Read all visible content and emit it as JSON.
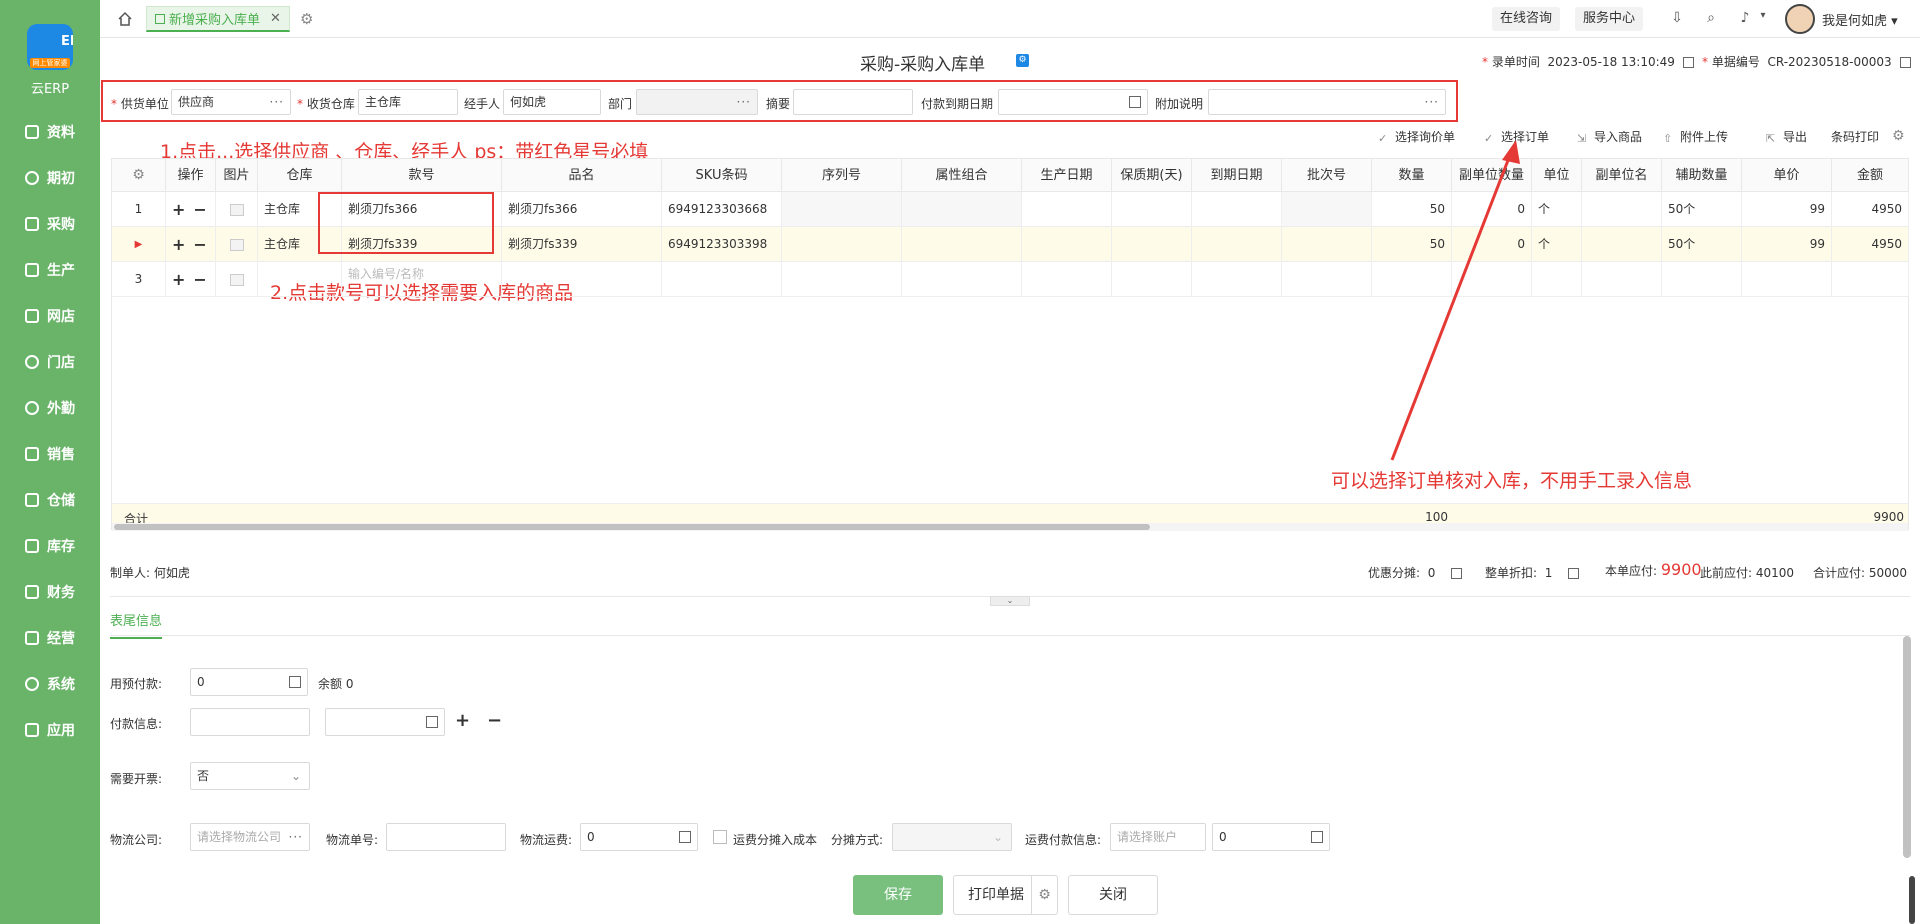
{
  "sidebar": {
    "logo_text": "ERP",
    "logo_badge": "网上管家婆",
    "logo_caption": "云ERP",
    "items": [
      {
        "label": "资料"
      },
      {
        "label": "期初"
      },
      {
        "label": "采购"
      },
      {
        "label": "生产"
      },
      {
        "label": "网店"
      },
      {
        "label": "门店"
      },
      {
        "label": "外勤"
      },
      {
        "label": "销售"
      },
      {
        "label": "仓储"
      },
      {
        "label": "库存"
      },
      {
        "label": "财务"
      },
      {
        "label": "经营"
      },
      {
        "label": "系统"
      },
      {
        "label": "应用"
      }
    ]
  },
  "topbar": {
    "active_tab": "新增采购入库单",
    "consult": "在线咨询",
    "service": "服务中心",
    "user": "我是何如虎"
  },
  "title": {
    "text": "采购-采购入库单",
    "entry_time_label": "录单时间",
    "entry_time": "2023-05-18 13:10:49",
    "doc_no_label": "单据编号",
    "doc_no": "CR-20230518-00003"
  },
  "header_form": {
    "supplier_label": "供货单位",
    "supplier_value": "供应商",
    "warehouse_label": "收货仓库",
    "warehouse_value": "主仓库",
    "handler_label": "经手人",
    "handler_value": "何如虎",
    "dept_label": "部门",
    "summary_label": "摘要",
    "due_label": "付款到期日期",
    "extra_label": "附加说明"
  },
  "annotations": {
    "a1": "1.点击...选择供应商 、仓库、经手人 ps：带红色星号必填",
    "a2": "2.点击款号可以选择需要入库的商品",
    "a3": "可以选择订单核对入库，不用手工录入信息"
  },
  "toolbar": {
    "select_inquiry": "选择询价单",
    "select_order": "选择订单",
    "import_goods": "导入商品",
    "attach_upload": "附件上传",
    "export": "导出",
    "barcode_print": "条码打印"
  },
  "grid": {
    "headers": [
      "操作",
      "图片",
      "仓库",
      "款号",
      "品名",
      "SKU条码",
      "序列号",
      "属性组合",
      "生产日期",
      "保质期(天)",
      "到期日期",
      "批次号",
      "数量",
      "副单位数量",
      "单位",
      "副单位名",
      "辅助数量",
      "单价",
      "金额"
    ],
    "rows": [
      {
        "idx": "1",
        "warehouse": "主仓库",
        "code": "剃须刀fs366",
        "name": "剃须刀fs366",
        "sku": "6949123303668",
        "qty": "50",
        "sub_qty": "0",
        "unit": "个",
        "aux_qty": "50个",
        "price": "99",
        "amount": "4950"
      },
      {
        "idx": "▶",
        "warehouse": "主仓库",
        "code": "剃须刀fs339",
        "name": "剃须刀fs339",
        "sku": "6949123303398",
        "qty": "50",
        "sub_qty": "0",
        "unit": "个",
        "aux_qty": "50个",
        "price": "99",
        "amount": "4950"
      },
      {
        "idx": "3",
        "code_placeholder": "输入编号/名称"
      }
    ],
    "total_label": "合计",
    "total_qty": "100",
    "total_amount": "9900"
  },
  "summary": {
    "maker": "制单人: 何如虎",
    "discount_label": "优惠分摊:",
    "discount": "0",
    "whole_discount_label": "整单折扣:",
    "whole_discount": "1",
    "payable_label": "本单应付:",
    "payable": "9900",
    "prev_payable": "此前应付: 40100",
    "total_payable": "合计应付: 50000"
  },
  "footer_section": {
    "tab": "表尾信息",
    "prepay_label": "用预付款:",
    "prepay_value": "0",
    "balance": "余额 0",
    "pay_info_label": "付款信息:",
    "invoice_label": "需要开票:",
    "invoice_value": "否",
    "logistics_label": "物流公司:",
    "logistics_placeholder": "请选择物流公司",
    "tracking_label": "物流单号:",
    "freight_label": "物流运费:",
    "freight_value": "0",
    "freight_share_label": "运费分摊入成本",
    "share_method_label": "分摊方式:",
    "freight_pay_label": "运费付款信息:",
    "account_placeholder": "请选择账户",
    "freight_pay_value": "0"
  },
  "buttons": {
    "save": "保存",
    "print": "打印单据",
    "close": "关闭"
  }
}
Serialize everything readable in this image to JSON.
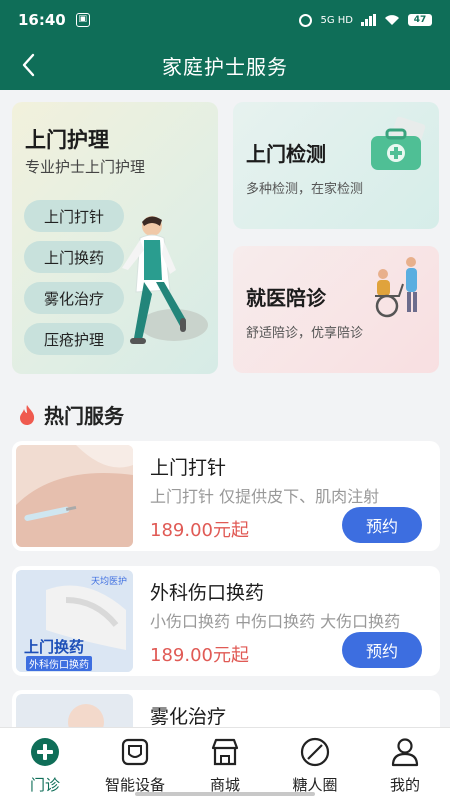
{
  "status_bar": {
    "time": "16:40",
    "network": "5G HD",
    "battery": "47"
  },
  "header": {
    "title": "家庭护士服务"
  },
  "home_care": {
    "title": "上门护理",
    "subtitle": "专业护士上门护理",
    "tags": [
      "上门打针",
      "上门换药",
      "雾化治疗",
      "压疮护理"
    ]
  },
  "home_test": {
    "title": "上门检测",
    "subtitle": "多种检测，在家检测"
  },
  "escort": {
    "title": "就医陪诊",
    "subtitle": "舒适陪诊，优享陪诊"
  },
  "hot": {
    "title": "热门服务",
    "items": [
      {
        "name": "上门打针",
        "desc": "上门打针 仅提供皮下、肌肉注射",
        "price": "189.00元起",
        "button": "预约"
      },
      {
        "name": "外科伤口换药",
        "desc": "小伤口换药 中伤口换药 大伤口换药",
        "price": "189.00元起",
        "button": "预约",
        "thumb_text": {
          "badge": "天均医护",
          "title": "上门换药",
          "sub": "外科伤口换药"
        }
      },
      {
        "name": "雾化治疗"
      }
    ]
  },
  "tabs": [
    {
      "label": "门诊",
      "icon": "plus-circle-icon",
      "active": true
    },
    {
      "label": "智能设备",
      "icon": "device-icon"
    },
    {
      "label": "商城",
      "icon": "store-icon"
    },
    {
      "label": "糖人圈",
      "icon": "circle-slash-icon"
    },
    {
      "label": "我的",
      "icon": "person-icon"
    }
  ],
  "colors": {
    "primary": "#0f6e58",
    "button": "#3d6ee0",
    "price": "#e05a55"
  }
}
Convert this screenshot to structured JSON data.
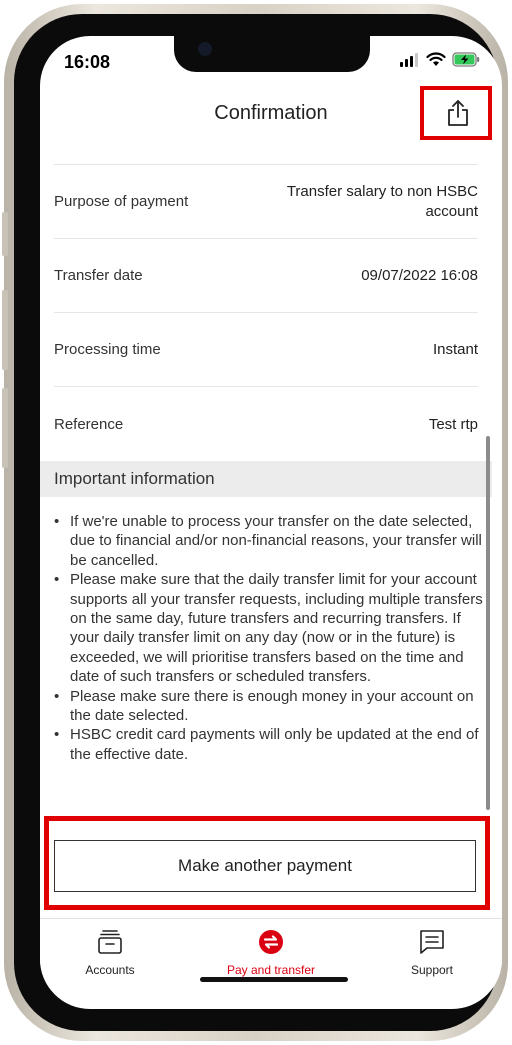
{
  "status_bar": {
    "time": "16:08"
  },
  "header": {
    "title": "Confirmation",
    "share_icon": "share-icon"
  },
  "details": [
    {
      "label": "Purpose of payment",
      "value": "Transfer salary to non HSBC account"
    },
    {
      "label": "Transfer date",
      "value": "09/07/2022 16:08"
    },
    {
      "label": "Processing time",
      "value": "Instant"
    },
    {
      "label": "Reference",
      "value": "Test rtp"
    }
  ],
  "important_info": {
    "title": "Important information",
    "items": [
      "If we're unable to process your transfer on the date selected, due to financial and/or non-financial reasons, your transfer will be cancelled.",
      "Please make sure that the daily transfer limit for your account supports all your transfer requests, including multiple transfers on the same day, future transfers and recurring transfers. If your daily transfer limit on any day (now or in the future) is exceeded, we will prioritise transfers based on the time and date of such transfers or scheduled transfers.",
      "Please make sure there is enough money in your account on the date selected.",
      "HSBC credit card payments will only be updated at the end of the effective date."
    ]
  },
  "actions": {
    "make_another_payment": "Make another payment"
  },
  "tabbar": {
    "tabs": [
      {
        "label": "Accounts",
        "icon": "wallet-icon"
      },
      {
        "label": "Pay and transfer",
        "icon": "transfer-icon",
        "active": true
      },
      {
        "label": "Support",
        "icon": "chat-icon"
      }
    ]
  },
  "colors": {
    "accent": "#db0011",
    "highlight": "#e00000"
  }
}
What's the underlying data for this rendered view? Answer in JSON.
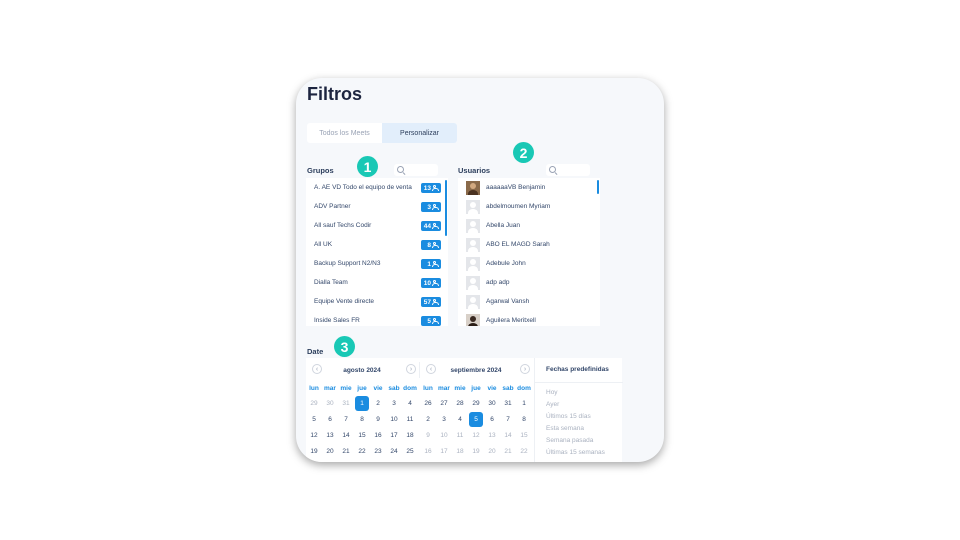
{
  "title": "Filtros",
  "tabs": [
    {
      "label": "Todos los Meets"
    },
    {
      "label": "Personalizar"
    }
  ],
  "steps": [
    "1",
    "2",
    "3"
  ],
  "grupos": {
    "label": "Grupos",
    "items": [
      {
        "name": "A. AE VD Todo el equipo de venta",
        "count": "13"
      },
      {
        "name": "ADV Partner",
        "count": "3"
      },
      {
        "name": "All sauf Techs Codir",
        "count": "44"
      },
      {
        "name": "All UK",
        "count": "8"
      },
      {
        "name": "Backup Support N2/N3",
        "count": "1"
      },
      {
        "name": "Dialla Team",
        "count": "10"
      },
      {
        "name": "Equipe Vente directe",
        "count": "57"
      },
      {
        "name": "Inside Sales FR",
        "count": "5"
      }
    ]
  },
  "usuarios": {
    "label": "Usuarios",
    "items": [
      {
        "name": "aaaaaaVB Benjamin",
        "avatar": "photo"
      },
      {
        "name": "abdelmoumen Myriam",
        "avatar": "default"
      },
      {
        "name": "Abella Juan",
        "avatar": "default"
      },
      {
        "name": "ABO EL MAGD Sarah",
        "avatar": "default"
      },
      {
        "name": "Adebule John",
        "avatar": "default"
      },
      {
        "name": "adp adp",
        "avatar": "default"
      },
      {
        "name": "Agarwal Vansh",
        "avatar": "default"
      },
      {
        "name": "Aguilera Meritxell",
        "avatar": "photo2"
      }
    ]
  },
  "date": {
    "label": "Date",
    "weekdays": [
      "lun",
      "mar",
      "mie",
      "jue",
      "vie",
      "sab",
      "dom"
    ],
    "months": [
      {
        "title": "agosto 2024",
        "days": [
          {
            "d": "29",
            "m": true
          },
          {
            "d": "30",
            "m": true
          },
          {
            "d": "31",
            "m": true
          },
          {
            "d": "1",
            "sel": true
          },
          {
            "d": "2"
          },
          {
            "d": "3"
          },
          {
            "d": "4"
          },
          {
            "d": "5"
          },
          {
            "d": "6"
          },
          {
            "d": "7"
          },
          {
            "d": "8"
          },
          {
            "d": "9"
          },
          {
            "d": "10"
          },
          {
            "d": "11"
          },
          {
            "d": "12"
          },
          {
            "d": "13"
          },
          {
            "d": "14"
          },
          {
            "d": "15"
          },
          {
            "d": "16"
          },
          {
            "d": "17"
          },
          {
            "d": "18"
          },
          {
            "d": "19"
          },
          {
            "d": "20"
          },
          {
            "d": "21"
          },
          {
            "d": "22"
          },
          {
            "d": "23"
          },
          {
            "d": "24"
          },
          {
            "d": "25"
          }
        ]
      },
      {
        "title": "septiembre 2024",
        "days": [
          {
            "d": "26"
          },
          {
            "d": "27"
          },
          {
            "d": "28"
          },
          {
            "d": "29"
          },
          {
            "d": "30"
          },
          {
            "d": "31"
          },
          {
            "d": "1"
          },
          {
            "d": "2"
          },
          {
            "d": "3"
          },
          {
            "d": "4"
          },
          {
            "d": "5",
            "sel": true
          },
          {
            "d": "6"
          },
          {
            "d": "7"
          },
          {
            "d": "8"
          },
          {
            "d": "9",
            "m": true
          },
          {
            "d": "10",
            "m": true
          },
          {
            "d": "11",
            "m": true
          },
          {
            "d": "12",
            "m": true
          },
          {
            "d": "13",
            "m": true
          },
          {
            "d": "14",
            "m": true
          },
          {
            "d": "15",
            "m": true
          },
          {
            "d": "16",
            "m": true
          },
          {
            "d": "17",
            "m": true
          },
          {
            "d": "18",
            "m": true
          },
          {
            "d": "19",
            "m": true
          },
          {
            "d": "20",
            "m": true
          },
          {
            "d": "21",
            "m": true
          },
          {
            "d": "22",
            "m": true
          }
        ]
      }
    ],
    "presets_title": "Fechas predefinidas",
    "presets": [
      "Hoy",
      "Ayer",
      "Últimos 15 días",
      "Esta semana",
      "Semana pasada",
      "Últimas 15 semanas"
    ]
  },
  "colors": {
    "accent": "#1a8ce0",
    "step": "#19c8b5",
    "title": "#1d2540"
  }
}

### Aim of the exercise
Scan the records above for the string "JSON", then report every line that contains it.

### In response
Read all visible content and emit it as JSON.
Serialize everything readable in this image to JSON.
Convert this screenshot to structured JSON data.
What's the underlying data for this rendered view? Answer in JSON.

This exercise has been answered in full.